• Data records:
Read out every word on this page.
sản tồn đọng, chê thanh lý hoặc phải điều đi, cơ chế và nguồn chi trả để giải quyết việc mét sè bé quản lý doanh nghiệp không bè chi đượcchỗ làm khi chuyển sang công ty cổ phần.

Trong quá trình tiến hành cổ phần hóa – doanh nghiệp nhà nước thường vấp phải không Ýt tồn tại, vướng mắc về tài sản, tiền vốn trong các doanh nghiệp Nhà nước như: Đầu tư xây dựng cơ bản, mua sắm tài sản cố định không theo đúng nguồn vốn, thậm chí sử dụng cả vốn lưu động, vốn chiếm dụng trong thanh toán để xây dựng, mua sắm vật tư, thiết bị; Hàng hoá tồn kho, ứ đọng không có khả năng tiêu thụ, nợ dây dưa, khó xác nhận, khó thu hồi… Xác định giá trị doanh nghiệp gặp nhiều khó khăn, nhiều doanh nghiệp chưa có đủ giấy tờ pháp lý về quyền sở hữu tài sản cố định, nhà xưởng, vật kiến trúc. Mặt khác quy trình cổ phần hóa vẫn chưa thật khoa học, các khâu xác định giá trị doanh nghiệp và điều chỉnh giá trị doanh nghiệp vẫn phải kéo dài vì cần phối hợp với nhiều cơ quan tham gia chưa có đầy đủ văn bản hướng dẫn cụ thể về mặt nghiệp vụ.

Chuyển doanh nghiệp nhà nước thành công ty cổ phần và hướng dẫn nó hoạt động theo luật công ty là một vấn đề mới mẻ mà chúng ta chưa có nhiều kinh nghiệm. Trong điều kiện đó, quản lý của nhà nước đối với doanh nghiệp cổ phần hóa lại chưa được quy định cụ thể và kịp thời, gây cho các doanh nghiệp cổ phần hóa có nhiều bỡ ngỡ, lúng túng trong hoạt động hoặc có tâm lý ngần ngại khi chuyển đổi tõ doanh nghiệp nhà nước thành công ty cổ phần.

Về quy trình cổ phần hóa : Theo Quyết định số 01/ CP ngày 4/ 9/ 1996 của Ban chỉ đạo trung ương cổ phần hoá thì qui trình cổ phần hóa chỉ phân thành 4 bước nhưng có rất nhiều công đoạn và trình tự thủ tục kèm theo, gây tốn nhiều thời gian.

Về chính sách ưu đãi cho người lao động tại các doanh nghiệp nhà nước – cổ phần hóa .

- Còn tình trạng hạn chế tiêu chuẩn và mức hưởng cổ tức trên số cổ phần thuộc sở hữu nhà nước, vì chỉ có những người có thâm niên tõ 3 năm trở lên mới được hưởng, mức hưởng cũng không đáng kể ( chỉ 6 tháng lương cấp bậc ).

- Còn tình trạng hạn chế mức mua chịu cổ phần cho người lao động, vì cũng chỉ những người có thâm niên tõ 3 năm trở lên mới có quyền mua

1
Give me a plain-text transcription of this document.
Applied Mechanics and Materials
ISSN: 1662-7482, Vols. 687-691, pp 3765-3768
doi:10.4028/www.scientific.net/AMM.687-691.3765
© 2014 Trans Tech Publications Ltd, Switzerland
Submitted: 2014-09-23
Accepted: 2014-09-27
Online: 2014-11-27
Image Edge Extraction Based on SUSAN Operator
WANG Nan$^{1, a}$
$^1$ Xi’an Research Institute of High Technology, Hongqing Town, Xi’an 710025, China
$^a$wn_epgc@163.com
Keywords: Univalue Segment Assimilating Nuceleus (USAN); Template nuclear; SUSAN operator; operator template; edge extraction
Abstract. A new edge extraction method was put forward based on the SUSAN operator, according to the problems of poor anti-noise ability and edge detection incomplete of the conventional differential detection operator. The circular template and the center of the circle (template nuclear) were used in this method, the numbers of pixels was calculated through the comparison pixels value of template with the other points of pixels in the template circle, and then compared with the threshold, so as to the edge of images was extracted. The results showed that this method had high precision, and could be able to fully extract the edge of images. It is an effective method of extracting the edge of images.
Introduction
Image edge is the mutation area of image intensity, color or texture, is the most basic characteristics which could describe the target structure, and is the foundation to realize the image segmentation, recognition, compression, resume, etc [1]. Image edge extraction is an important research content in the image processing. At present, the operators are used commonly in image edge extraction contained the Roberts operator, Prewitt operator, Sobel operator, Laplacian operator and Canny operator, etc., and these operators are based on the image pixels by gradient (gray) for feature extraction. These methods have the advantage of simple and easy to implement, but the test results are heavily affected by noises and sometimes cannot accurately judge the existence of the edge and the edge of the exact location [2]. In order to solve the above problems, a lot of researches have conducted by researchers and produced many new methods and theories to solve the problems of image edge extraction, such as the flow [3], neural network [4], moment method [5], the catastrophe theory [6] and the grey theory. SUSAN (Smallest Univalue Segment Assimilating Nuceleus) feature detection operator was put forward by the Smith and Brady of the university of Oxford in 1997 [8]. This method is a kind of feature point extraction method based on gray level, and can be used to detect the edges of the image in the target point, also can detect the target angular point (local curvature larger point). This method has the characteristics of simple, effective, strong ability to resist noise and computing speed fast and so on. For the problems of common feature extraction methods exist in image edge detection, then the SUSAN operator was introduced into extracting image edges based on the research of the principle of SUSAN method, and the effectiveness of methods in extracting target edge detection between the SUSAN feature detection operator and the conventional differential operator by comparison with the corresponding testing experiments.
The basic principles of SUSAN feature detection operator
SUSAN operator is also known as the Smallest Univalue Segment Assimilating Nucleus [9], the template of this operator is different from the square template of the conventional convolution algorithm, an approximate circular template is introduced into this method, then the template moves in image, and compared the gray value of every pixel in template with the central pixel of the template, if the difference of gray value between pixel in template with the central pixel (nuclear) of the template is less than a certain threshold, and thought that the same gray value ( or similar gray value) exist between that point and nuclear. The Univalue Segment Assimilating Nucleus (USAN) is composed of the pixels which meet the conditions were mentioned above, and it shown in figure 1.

• Task objective: Reproduce every record, matching each line exactly.

• Solution below:
Read out every word on this page.
sản tồn đọng, chê thanh lý hoặc phải điều đi, cơ chế và nguồn chi trả để giải quyết việc mét sè bé quản lý doanh nghiệp không bè chi đượcchỗ làm khi chuyển sang công ty cổ phần.

Trong quá trình tiến hành cổ phần hóa – doanh nghiệp nhà nước thường vấp phải không Ýt tồn tại, vướng mắc về tài sản, tiền vốn trong các doanh nghiệp Nhà nước như: Đầu tư xây dựng cơ bản, mua sắm tài sản cố định không theo đúng nguồn vốn, thậm chí sử dụng cả vốn lưu động, vốn chiếm dụng trong thanh toán để xây dựng, mua sắm vật tư, thiết bị; Hàng hoá tồn kho, ứ đọng không có khả năng tiêu thụ, nợ dây dưa, khó xác nhận, khó thu hồi… Xác định giá trị doanh nghiệp gặp nhiều khó khăn, nhiều doanh nghiệp chưa có đủ giấy tờ pháp lý về quyền sở hữu tài sản cố định, nhà xưởng, vật kiến trúc. Mặt khác quy trình cổ phần hóa vẫn chưa thật khoa học, các khâu xác định giá trị doanh nghiệp và điều chỉnh giá trị doanh nghiệp vẫn phải kéo dài vì cần phối hợp với nhiều cơ quan tham gia chưa có đầy đủ văn bản hướng dẫn cụ thể về mặt nghiệp vụ.

Chuyển doanh nghiệp nhà nước thành công ty cổ phần và hướng dẫn nó hoạt động theo luật công ty là một vấn đề mới mẻ mà chúng ta chưa có nhiều kinh nghiệm. Trong điều kiện đó, quản lý của nhà nước đối với doanh nghiệp cổ phần hóa lại chưa được quy định cụ thể và kịp thời, gây cho các doanh nghiệp cổ phần hóa có nhiều bỡ ngỡ, lúng túng trong hoạt động hoặc có tâm lý ngần ngại khi chuyển đổi tõ doanh nghiệp nhà nước thành công ty cổ phần.

Về quy trình cổ phần hóa : Theo Quyết định số 01/ CP ngày 4/ 9/ 1996 của Ban chỉ đạo trung ương cổ phần hoá thì qui trình cổ phần hóa chỉ phân thành 4 bước nhưng có rất nhiều công đoạn và trình tự thủ tục kèm theo, gây tốn nhiều thời gian.

Về chính sách ưu đãi cho người lao động tại các doanh nghiệp nhà nước – cổ phần hóa .

- Còn tình trạng hạn chế tiêu chuẩn và mức hưởng cổ tức trên số cổ phần thuộc sở hữu nhà nước, vì chỉ có những người có thâm niên tõ 3 năm trở lên mới được hưởng, mức hưởng cũng không đáng kể ( chỉ 6 tháng lương cấp bậc ).

- Còn tình trạng hạn chế mức mua chịu cổ phần cho người lao động, vì cũng chỉ những người có thâm niên tõ 3 năm trở lên mới có quyền mua

1
Give me a plain-text transcription of this document.
Applied Mechanics and Materials
ISSN: 1662-7482, Vols. 687-691, pp 3765-3768
doi:10.4028/www.scientific.net/AMM.687-691.3765
© 2014 Trans Tech Publications Ltd, Switzerland
Submitted: 2014-09-23
Accepted: 2014-09-27
Online: 2014-11-27
Image Edge Extraction Based on SUSAN Operator
WANG Nan$^{1, a}$
$^1$ Xi’an Research Institute of High Technology, Hongqing Town, Xi’an 710025, China
$^a$wn_epgc@163.com
Keywords: Univalue Segment Assimilating Nuceleus (USAN); Template nuclear; SUSAN operator; operator template; edge extraction
Abstract. A new edge extraction method was put forward based on the SUSAN operator, according to the problems of poor anti-noise ability and edge detection incomplete of the conventional differential detection operator. The circular template and the center of the circle (template nuclear) were used in this method, the numbers of pixels was calculated through the comparison pixels value of template with the other points of pixels in the template circle, and then compared with the threshold, so as to the edge of images was extracted. The results showed that this method had high precision, and could be able to fully extract the edge of images. It is an effective method of extracting the edge of images.
Introduction
Image edge is the mutation area of image intensity, color or texture, is the most basic characteristics which could describe the target structure, and is the foundation to realize the image segmentation, recognition, compression, resume, etc [1]. Image edge extraction is an important research content in the image processing. At present, the operators are used commonly in image edge extraction contained the Roberts operator, Prewitt operator, Sobel operator, Laplacian operator and Canny operator, etc., and these operators are based on the image pixels by gradient (gray) for feature extraction. These methods have the advantage of simple and easy to implement, but the test results are heavily affected by noises and sometimes cannot accurately judge the existence of the edge and the edge of the exact location [2]. In order to solve the above problems, a lot of researches have conducted by researchers and produced many new methods and theories to solve the problems of image edge extraction, such as the flow [3], neural network [4], moment method [5], the catastrophe theory [6] and the grey theory. SUSAN (Smallest Univalue Segment Assimilating Nuceleus) feature detection operator was put forward by the Smith and Brady of the university of Oxford in 1997 [8]. This method is a kind of feature point extraction method based on gray level, and can be used to detect the edges of the image in the target point, also can detect the target angular point (local curvature larger point). This method has the characteristics of simple, effective, strong ability to resist noise and computing speed fast and so on. For the problems of common feature extraction methods exist in image edge detection, then the SUSAN operator was introduced into extracting image edges based on the research of the principle of SUSAN method, and the effectiveness of methods in extracting target edge detection between the SUSAN feature detection operator and the conventional differential operator by comparison with the corresponding testing experiments.
The basic principles of SUSAN feature detection operator
SUSAN operator is also known as the Smallest Univalue Segment Assimilating Nucleus [9], the template of this operator is different from the square template of the conventional convolution algorithm, an approximate circular template is introduced into this method, then the template moves in image, and compared the gray value of every pixel in template with the central pixel of the template, if the difference of gray value between pixel in template with the central pixel (nuclear) of the template is less than a certain threshold, and thought that the same gray value ( or similar gray value) exist between that point and nuclear. The Univalue Segment Assimilating Nucleus (USAN) is composed of the pixels which meet the conditions were mentioned above, and it shown in figure 1.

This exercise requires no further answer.